Work to be completed :: Every line below that contains "title" is to be copied.

— start Data rows —

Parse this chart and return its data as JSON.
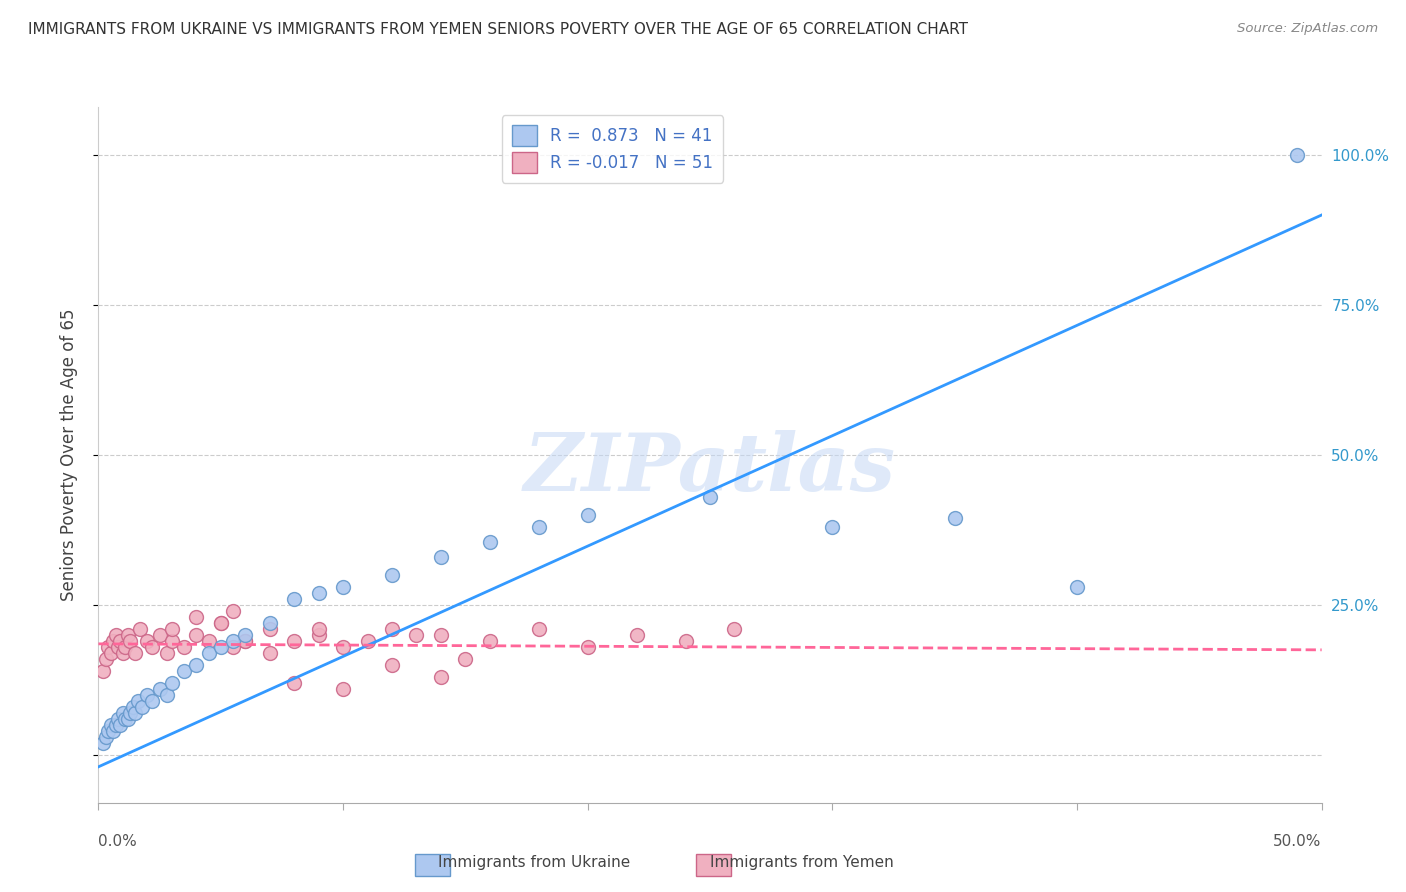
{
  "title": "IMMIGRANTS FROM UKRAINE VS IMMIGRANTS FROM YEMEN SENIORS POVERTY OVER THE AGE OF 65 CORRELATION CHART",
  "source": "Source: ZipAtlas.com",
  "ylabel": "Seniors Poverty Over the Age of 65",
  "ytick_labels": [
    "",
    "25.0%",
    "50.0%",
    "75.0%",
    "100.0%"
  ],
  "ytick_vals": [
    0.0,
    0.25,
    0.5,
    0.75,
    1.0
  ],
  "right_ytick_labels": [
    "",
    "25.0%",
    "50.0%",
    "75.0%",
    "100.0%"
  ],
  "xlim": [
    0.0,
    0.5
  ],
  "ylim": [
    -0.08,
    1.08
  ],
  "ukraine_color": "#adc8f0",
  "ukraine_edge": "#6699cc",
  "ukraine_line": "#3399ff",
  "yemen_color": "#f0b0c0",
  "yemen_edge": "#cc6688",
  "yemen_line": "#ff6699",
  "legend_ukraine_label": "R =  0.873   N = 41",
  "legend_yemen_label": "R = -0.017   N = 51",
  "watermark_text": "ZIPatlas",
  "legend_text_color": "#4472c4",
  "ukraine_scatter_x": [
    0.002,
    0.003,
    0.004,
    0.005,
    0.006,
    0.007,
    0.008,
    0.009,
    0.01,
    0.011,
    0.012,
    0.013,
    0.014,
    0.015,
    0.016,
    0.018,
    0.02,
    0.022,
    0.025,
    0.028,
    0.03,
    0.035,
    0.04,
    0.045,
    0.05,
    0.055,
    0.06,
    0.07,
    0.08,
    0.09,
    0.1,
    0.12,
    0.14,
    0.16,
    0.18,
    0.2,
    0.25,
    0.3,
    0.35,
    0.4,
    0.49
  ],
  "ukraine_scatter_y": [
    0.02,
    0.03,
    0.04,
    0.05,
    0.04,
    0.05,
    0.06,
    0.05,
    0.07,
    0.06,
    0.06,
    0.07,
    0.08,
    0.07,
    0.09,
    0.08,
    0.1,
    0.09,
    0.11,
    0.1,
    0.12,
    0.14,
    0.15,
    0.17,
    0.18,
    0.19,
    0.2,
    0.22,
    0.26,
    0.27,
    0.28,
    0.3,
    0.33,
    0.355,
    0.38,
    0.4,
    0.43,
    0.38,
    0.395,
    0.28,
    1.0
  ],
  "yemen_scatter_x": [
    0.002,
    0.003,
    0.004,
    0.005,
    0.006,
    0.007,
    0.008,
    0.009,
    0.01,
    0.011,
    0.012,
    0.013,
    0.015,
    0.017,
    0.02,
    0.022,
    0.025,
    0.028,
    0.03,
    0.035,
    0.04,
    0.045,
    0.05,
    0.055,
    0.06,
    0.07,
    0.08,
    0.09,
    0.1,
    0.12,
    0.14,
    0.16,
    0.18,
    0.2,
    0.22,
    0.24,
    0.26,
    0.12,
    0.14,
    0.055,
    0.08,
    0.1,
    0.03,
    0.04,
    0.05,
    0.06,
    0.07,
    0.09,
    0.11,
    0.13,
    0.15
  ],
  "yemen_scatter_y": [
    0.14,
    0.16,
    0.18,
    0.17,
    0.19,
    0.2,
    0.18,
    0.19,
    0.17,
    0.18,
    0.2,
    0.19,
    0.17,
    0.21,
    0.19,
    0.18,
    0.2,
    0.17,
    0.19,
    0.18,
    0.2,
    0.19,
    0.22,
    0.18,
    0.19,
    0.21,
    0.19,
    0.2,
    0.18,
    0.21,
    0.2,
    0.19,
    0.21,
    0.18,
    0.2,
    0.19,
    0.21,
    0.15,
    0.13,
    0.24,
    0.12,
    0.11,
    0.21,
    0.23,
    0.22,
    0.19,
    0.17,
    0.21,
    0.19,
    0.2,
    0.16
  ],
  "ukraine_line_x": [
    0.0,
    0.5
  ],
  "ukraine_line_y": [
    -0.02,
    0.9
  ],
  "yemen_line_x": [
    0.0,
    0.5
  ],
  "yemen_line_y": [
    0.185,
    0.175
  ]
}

— end Data rows —
— start Data rows —

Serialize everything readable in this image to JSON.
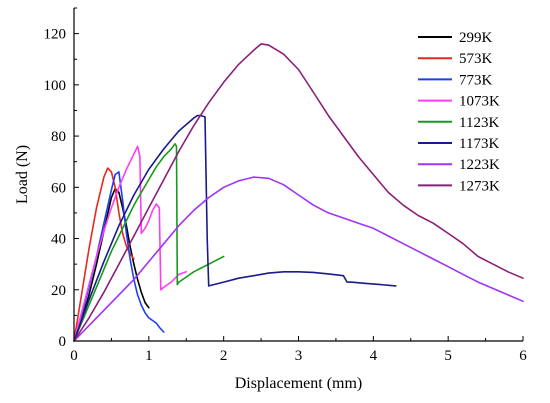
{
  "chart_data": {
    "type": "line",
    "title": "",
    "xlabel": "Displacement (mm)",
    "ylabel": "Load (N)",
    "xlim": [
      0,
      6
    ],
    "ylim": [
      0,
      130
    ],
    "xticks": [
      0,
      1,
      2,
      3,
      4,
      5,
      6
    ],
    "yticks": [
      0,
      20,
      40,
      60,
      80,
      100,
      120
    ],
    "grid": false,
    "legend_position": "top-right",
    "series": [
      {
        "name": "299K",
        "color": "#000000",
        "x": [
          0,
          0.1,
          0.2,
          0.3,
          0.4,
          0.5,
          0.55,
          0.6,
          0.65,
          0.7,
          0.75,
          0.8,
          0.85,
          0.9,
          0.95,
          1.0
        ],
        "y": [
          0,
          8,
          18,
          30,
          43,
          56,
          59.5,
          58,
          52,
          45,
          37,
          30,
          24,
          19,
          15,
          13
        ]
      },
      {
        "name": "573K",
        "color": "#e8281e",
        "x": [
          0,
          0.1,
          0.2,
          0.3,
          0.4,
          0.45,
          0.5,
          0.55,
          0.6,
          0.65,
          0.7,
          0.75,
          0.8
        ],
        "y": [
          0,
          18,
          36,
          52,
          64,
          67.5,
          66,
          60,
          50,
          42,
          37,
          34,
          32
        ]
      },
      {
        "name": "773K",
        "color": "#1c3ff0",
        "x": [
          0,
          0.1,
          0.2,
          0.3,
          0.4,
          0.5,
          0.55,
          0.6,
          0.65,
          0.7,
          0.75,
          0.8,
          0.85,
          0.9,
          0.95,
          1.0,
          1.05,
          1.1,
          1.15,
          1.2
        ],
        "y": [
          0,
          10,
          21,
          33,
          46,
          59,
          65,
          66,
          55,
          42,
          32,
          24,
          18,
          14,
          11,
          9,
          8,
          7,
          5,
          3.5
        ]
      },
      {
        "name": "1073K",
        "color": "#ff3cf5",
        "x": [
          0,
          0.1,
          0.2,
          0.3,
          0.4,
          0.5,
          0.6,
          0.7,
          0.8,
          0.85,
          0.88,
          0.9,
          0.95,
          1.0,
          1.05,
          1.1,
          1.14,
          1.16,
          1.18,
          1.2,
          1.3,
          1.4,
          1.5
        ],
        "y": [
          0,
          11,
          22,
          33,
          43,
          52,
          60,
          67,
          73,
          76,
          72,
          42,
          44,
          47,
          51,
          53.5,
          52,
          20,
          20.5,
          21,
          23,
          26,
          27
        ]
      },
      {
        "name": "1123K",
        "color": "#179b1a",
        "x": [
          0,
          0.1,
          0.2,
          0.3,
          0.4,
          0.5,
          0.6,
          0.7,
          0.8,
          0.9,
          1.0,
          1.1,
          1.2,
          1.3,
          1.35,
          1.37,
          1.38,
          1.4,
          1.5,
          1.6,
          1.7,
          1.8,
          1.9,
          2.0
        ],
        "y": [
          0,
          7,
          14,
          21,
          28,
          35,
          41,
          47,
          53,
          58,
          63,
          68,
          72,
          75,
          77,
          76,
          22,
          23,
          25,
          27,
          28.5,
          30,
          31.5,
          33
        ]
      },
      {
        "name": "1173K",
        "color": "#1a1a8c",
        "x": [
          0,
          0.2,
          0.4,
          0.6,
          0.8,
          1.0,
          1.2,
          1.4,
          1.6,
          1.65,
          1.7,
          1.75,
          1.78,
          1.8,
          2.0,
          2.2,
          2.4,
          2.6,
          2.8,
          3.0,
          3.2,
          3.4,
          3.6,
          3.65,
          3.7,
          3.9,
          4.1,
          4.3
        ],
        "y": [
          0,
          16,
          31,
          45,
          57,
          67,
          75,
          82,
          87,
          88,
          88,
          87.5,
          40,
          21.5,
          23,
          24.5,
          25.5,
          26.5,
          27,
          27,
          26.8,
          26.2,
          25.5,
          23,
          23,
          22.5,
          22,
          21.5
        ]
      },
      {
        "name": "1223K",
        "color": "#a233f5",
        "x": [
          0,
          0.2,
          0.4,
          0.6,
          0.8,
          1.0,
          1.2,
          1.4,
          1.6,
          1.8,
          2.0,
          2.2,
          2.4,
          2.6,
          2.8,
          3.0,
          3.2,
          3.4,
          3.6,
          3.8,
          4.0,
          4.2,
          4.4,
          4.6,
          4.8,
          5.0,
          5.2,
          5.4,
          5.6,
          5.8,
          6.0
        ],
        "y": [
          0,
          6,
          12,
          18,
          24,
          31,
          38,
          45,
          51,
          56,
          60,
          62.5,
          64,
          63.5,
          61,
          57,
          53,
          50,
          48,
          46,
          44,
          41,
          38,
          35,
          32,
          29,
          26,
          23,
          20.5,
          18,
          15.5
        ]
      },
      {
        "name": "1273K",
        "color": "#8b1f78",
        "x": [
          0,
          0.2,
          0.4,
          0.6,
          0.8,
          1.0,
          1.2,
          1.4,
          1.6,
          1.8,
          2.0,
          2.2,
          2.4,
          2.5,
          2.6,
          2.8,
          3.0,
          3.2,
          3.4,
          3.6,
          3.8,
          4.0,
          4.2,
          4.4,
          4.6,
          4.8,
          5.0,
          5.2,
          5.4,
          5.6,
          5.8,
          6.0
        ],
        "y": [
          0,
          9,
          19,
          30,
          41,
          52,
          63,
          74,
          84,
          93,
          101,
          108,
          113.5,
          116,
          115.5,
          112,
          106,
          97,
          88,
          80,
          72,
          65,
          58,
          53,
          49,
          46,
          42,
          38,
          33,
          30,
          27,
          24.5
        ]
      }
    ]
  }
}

— end Data rows —

Response for this exercise ::
  "title": "IMMIGRANTS FROM UKRAINE VS IMMIGRANTS FROM YEMEN SENIORS POVERTY OVER THE AGE OF 65 CORRELATION CHART",
    "title": "",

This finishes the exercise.